_Listing:_

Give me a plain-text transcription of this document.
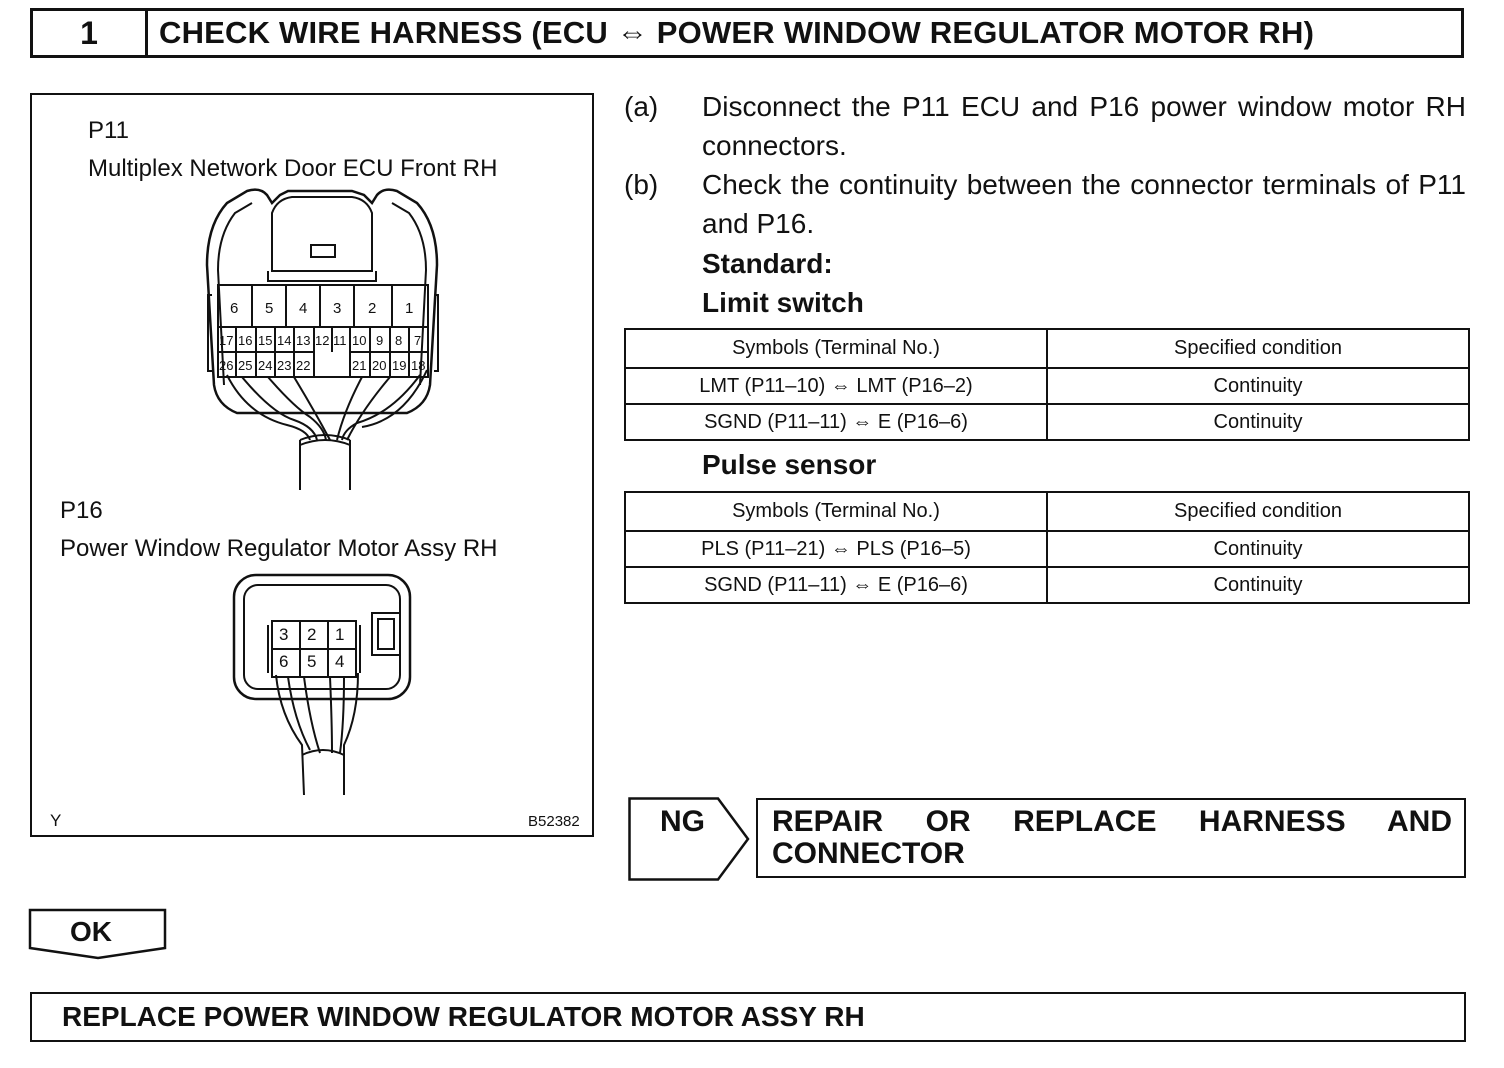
1	CHECK WIRE HARNESS (ECU ⇔ POWER WINDOW REGULATOR MOTOR RH)
P11
Multiplex Network Door ECU Front RH
6 5 4 3 2 1
17 16 15 14 13 12 11 10 9 8 7
26 25 24 23 22	21 20 19 18
P16
Power Window Regulator Motor Assy RH
3 2 1
6 5 4
Y	B52382
(a)	Disconnect the P11 ECU and P16 power window motor RH connectors.
(b)	Check the continuity between the connector terminals of P11 and P16.
Standard:
Limit switch
Symbols (Terminal No.)	Specified condition
LMT (P11–10) ⇔ LMT (P16–2)	Continuity
SGND (P11–11) ⇔ E (P16–6)	Continuity
Pulse sensor
Symbols (Terminal No.)	Specified condition
PLS (P11–21) ⇔ PLS (P16–5)	Continuity
SGND (P11–11) ⇔ E (P16–6)	Continuity
NG REPAIR OR REPLACE HARNESS AND CONNECTOR
OK
REPLACE POWER WINDOW REGULATOR MOTOR ASSY RH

_Your goal:_ Pictures in the records above should not be copied. Repeat everything else exactly.

_In response:_
Give me a plain-text transcription of this document.
1	CHECK WIRE HARNESS (ECU ⇔ POWER WINDOW REGULATOR MOTOR RH)
P11
Multiplex Network Door ECU Front RH
6 5 4 3 2 1
17 16 15 14 13 12 11 10 9 8 7
26 25 24 23 22	21 20 19 18
P16
Power Window Regulator Motor Assy RH
3 2 1
6 5 4
Y	B52382
(a)	Disconnect the P11 ECU and P16 power window motor RH connectors.
(b)	Check the continuity between the connector terminals of P11 and P16.
Standard:
Limit switch
Symbols (Terminal No.)	Specified condition
LMT (P11–10) ⇔ LMT (P16–2)	Continuity
SGND (P11–11) ⇔ E (P16–6)	Continuity
Pulse sensor
Symbols (Terminal No.)	Specified condition
PLS (P11–21) ⇔ PLS (P16–5)	Continuity
SGND (P11–11) ⇔ E (P16–6)	Continuity
NG REPAIR OR REPLACE HARNESS AND CONNECTOR
OK
REPLACE POWER WINDOW REGULATOR MOTOR ASSY RH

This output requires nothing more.